### TASK OBJECTIVE
Among these lines, how many include "Antichità"? Answer only with the number.

### DATA SUPPLIED

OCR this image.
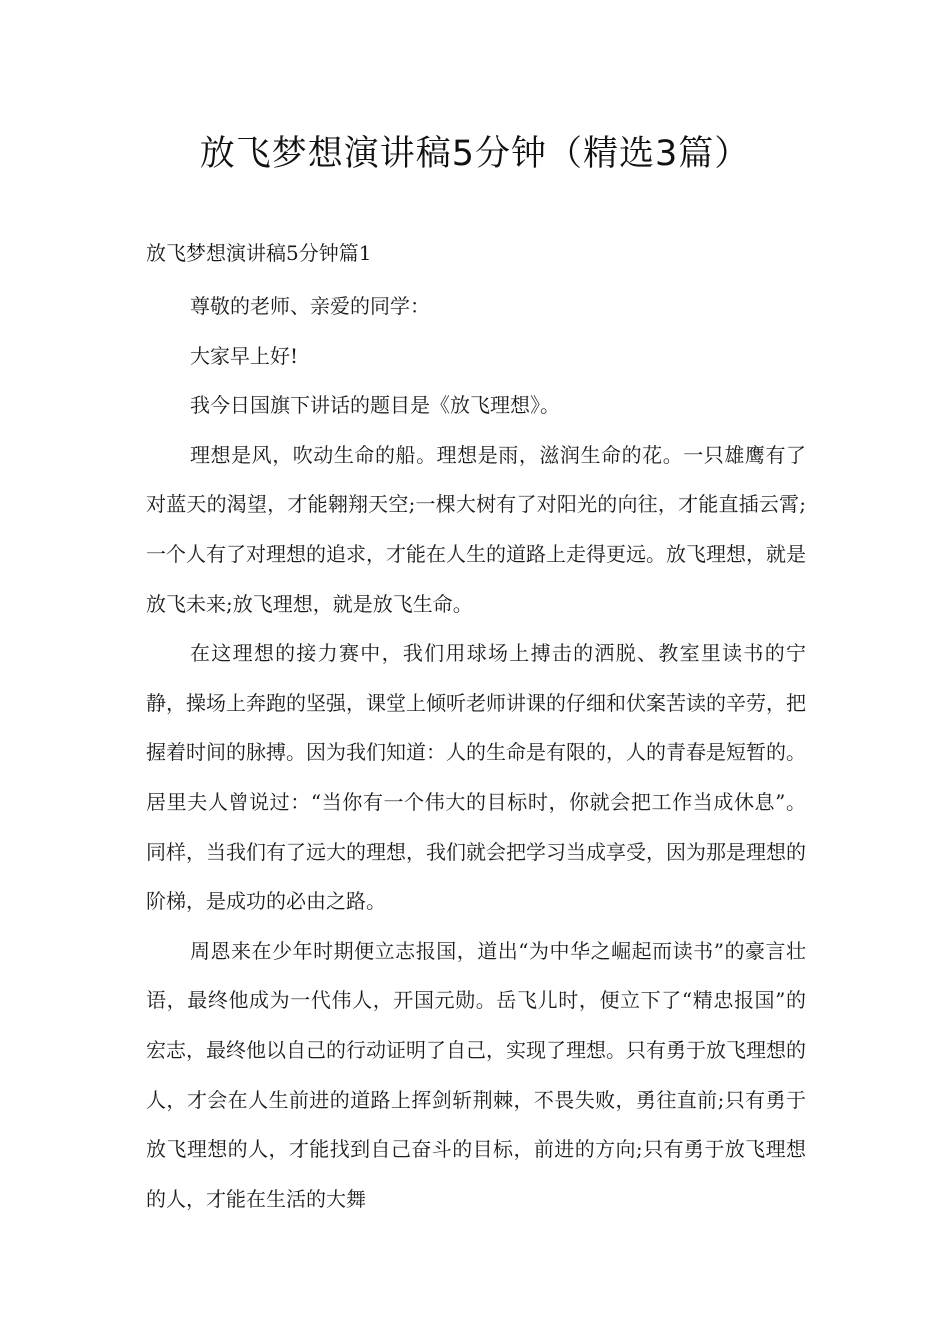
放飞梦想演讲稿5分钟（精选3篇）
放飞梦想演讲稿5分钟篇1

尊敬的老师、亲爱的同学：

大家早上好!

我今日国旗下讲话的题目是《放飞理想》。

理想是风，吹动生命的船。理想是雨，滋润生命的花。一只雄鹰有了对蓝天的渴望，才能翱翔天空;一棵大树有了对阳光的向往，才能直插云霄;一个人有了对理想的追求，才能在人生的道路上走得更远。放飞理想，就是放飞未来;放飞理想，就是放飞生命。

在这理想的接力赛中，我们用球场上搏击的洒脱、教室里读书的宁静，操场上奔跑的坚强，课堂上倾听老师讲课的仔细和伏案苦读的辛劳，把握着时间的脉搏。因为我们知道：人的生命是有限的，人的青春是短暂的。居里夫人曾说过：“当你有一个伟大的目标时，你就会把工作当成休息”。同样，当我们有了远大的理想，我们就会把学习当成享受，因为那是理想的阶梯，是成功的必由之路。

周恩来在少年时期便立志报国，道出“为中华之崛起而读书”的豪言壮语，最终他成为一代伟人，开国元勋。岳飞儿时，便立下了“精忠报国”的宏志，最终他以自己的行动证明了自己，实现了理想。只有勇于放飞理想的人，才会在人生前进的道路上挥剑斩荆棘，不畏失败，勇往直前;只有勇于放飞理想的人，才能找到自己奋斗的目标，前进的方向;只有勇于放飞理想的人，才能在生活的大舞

---

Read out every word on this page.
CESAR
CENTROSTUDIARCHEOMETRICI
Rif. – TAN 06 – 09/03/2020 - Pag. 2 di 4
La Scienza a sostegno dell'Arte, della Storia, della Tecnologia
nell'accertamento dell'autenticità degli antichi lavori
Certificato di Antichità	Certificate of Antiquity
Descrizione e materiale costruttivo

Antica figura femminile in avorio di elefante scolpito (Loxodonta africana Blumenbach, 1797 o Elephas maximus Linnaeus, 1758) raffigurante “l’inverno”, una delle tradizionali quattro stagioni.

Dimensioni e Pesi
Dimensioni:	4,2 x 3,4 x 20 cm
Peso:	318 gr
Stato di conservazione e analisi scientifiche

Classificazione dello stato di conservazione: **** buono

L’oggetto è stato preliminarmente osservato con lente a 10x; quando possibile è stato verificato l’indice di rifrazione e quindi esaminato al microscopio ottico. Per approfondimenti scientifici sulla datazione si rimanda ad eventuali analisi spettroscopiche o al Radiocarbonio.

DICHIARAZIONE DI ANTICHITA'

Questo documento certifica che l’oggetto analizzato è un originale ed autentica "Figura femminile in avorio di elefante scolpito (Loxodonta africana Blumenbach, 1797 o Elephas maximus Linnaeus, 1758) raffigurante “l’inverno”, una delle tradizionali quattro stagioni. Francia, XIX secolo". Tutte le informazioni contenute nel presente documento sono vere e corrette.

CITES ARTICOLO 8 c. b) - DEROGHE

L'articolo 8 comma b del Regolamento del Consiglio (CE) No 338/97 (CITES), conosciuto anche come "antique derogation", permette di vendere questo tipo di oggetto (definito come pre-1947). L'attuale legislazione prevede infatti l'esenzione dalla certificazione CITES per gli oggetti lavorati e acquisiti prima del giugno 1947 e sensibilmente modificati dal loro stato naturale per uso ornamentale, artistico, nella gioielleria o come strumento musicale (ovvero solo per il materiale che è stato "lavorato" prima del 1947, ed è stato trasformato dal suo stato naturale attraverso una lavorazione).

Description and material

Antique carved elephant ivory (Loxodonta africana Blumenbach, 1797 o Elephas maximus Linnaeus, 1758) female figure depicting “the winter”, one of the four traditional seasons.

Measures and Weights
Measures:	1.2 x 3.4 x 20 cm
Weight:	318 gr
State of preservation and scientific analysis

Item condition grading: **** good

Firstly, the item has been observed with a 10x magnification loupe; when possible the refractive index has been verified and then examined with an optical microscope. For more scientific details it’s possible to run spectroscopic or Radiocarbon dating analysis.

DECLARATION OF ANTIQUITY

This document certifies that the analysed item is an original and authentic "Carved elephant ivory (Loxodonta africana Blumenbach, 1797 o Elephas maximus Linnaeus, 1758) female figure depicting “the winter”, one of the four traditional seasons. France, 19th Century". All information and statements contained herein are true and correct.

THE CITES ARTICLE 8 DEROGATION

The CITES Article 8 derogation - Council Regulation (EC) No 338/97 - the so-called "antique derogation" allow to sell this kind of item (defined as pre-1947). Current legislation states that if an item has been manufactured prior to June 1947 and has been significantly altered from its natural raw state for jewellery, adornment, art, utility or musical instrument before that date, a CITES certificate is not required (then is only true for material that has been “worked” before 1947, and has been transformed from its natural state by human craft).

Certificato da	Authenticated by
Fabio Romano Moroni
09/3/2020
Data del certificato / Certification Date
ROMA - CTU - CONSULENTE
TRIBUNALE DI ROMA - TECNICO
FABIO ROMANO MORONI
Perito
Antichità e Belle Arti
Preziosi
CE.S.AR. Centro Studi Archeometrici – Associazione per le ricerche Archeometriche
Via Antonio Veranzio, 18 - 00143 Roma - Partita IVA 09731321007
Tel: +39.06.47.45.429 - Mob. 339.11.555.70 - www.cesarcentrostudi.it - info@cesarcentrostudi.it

### EXPECTED ANSWER
2